** Exercise description **
Copy every line of the entries that includes the word "color".

** Records for the task **
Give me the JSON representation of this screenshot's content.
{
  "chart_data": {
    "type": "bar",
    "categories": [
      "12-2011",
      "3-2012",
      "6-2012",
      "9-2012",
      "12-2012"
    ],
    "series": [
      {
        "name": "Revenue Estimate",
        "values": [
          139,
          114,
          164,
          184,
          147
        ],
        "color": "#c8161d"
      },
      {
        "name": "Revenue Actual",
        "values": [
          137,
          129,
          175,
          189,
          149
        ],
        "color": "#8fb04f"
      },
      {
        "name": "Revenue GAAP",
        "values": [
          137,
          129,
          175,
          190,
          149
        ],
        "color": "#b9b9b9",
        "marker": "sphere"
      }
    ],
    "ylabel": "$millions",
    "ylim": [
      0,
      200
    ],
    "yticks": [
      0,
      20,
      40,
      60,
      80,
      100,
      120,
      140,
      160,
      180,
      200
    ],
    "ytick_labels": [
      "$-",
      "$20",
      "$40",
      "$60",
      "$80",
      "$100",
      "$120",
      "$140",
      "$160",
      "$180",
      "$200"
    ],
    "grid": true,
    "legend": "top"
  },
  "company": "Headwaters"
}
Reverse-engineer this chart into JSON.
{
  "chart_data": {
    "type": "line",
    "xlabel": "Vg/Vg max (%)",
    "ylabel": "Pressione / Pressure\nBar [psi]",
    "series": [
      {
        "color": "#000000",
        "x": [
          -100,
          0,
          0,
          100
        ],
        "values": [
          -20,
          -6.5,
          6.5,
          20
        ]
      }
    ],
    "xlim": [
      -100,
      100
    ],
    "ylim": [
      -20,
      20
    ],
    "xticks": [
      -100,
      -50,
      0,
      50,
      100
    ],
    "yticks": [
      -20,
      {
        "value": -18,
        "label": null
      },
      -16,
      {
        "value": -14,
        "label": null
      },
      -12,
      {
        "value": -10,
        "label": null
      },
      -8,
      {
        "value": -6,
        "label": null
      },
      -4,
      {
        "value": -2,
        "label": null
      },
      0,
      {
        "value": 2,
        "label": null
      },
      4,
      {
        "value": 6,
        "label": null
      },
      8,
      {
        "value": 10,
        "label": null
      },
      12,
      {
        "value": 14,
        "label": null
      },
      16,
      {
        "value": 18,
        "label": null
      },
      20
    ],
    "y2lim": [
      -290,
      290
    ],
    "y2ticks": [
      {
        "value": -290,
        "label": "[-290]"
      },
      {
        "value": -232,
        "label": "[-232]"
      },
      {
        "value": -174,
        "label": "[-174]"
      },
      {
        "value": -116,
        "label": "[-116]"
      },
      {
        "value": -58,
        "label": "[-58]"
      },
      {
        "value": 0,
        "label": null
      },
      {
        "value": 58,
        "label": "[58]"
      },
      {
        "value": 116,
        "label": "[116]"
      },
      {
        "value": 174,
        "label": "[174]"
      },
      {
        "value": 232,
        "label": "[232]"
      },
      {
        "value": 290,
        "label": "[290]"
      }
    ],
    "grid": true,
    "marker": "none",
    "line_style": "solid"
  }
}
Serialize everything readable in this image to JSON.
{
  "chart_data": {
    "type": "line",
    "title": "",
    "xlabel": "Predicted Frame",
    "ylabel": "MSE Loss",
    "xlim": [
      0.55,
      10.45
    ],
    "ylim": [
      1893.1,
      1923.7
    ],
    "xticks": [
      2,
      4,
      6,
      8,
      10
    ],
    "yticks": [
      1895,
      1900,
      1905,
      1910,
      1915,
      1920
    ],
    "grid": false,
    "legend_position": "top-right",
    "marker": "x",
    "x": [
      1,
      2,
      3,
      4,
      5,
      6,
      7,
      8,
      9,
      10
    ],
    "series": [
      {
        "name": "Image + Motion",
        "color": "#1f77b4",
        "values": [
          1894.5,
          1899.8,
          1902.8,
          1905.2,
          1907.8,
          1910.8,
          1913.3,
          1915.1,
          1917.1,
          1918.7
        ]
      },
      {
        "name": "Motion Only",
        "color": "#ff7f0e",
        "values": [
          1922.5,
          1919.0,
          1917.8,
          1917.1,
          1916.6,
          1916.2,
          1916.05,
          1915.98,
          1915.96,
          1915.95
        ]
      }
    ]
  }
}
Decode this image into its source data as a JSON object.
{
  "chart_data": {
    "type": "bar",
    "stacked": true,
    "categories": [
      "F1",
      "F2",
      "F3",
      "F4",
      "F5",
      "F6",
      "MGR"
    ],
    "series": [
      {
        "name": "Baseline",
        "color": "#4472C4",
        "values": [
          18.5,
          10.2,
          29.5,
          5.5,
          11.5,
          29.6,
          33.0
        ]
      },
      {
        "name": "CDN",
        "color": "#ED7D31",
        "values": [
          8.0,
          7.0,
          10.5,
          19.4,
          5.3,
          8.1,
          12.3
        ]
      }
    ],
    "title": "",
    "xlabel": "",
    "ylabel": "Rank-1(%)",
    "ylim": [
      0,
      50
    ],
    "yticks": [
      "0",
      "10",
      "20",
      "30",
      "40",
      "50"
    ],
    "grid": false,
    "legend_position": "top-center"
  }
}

** Answer to this problem **
        "color": "#c8161d"
        "color": "#8fb04f"
        "color": "#b9b9b9",
        "color": "#000000",
        "color": "#1f77b4",
        "color": "#ff7f0e",
        "color": "#4472C4",
        "color": "#ED7D31",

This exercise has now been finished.